[START Record set]

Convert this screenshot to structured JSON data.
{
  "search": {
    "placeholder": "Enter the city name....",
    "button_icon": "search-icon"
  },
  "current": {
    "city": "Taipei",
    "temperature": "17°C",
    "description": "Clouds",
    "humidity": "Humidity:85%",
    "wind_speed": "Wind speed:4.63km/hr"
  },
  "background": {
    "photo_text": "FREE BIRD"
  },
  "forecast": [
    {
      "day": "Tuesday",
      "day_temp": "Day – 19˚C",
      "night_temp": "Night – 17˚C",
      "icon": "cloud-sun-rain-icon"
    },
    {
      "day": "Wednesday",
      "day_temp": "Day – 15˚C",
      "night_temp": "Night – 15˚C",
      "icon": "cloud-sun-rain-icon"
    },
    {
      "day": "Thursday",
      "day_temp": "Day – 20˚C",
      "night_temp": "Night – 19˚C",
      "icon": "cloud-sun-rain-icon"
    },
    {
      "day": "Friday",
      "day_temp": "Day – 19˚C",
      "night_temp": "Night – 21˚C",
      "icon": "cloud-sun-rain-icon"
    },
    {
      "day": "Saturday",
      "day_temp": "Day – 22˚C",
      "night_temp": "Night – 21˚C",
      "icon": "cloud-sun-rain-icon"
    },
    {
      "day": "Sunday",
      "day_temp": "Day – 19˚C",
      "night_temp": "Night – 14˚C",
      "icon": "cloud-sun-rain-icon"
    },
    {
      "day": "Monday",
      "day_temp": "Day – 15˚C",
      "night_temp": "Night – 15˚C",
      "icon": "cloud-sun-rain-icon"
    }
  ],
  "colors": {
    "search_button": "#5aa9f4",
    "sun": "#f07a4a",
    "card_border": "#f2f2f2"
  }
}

[END Record set]

Work to complete: Extract every record and return it verbatim.

Task output:
Convert this screenshot to structured JSON data.
{
  "search": {
    "placeholder": "Enter the city name....",
    "button_icon": "search-icon"
  },
  "current": {
    "city": "Taipei",
    "temperature": "17°C",
    "description": "Clouds",
    "humidity": "Humidity:85%",
    "wind_speed": "Wind speed:4.63km/hr"
  },
  "background": {
    "photo_text": "FREE BIRD"
  },
  "forecast": [
    {
      "day": "Tuesday",
      "day_temp": "Day – 19˚C",
      "night_temp": "Night – 17˚C",
      "icon": "cloud-sun-rain-icon"
    },
    {
      "day": "Wednesday",
      "day_temp": "Day – 15˚C",
      "night_temp": "Night – 15˚C",
      "icon": "cloud-sun-rain-icon"
    },
    {
      "day": "Thursday",
      "day_temp": "Day – 20˚C",
      "night_temp": "Night – 19˚C",
      "icon": "cloud-sun-rain-icon"
    },
    {
      "day": "Friday",
      "day_temp": "Day – 19˚C",
      "night_temp": "Night – 21˚C",
      "icon": "cloud-sun-rain-icon"
    },
    {
      "day": "Saturday",
      "day_temp": "Day – 22˚C",
      "night_temp": "Night – 21˚C",
      "icon": "cloud-sun-rain-icon"
    },
    {
      "day": "Sunday",
      "day_temp": "Day – 19˚C",
      "night_temp": "Night – 14˚C",
      "icon": "cloud-sun-rain-icon"
    },
    {
      "day": "Monday",
      "day_temp": "Day – 15˚C",
      "night_temp": "Night – 15˚C",
      "icon": "cloud-sun-rain-icon"
    }
  ],
  "colors": {
    "search_button": "#5aa9f4",
    "sun": "#f07a4a",
    "card_border": "#f2f2f2"
  }
}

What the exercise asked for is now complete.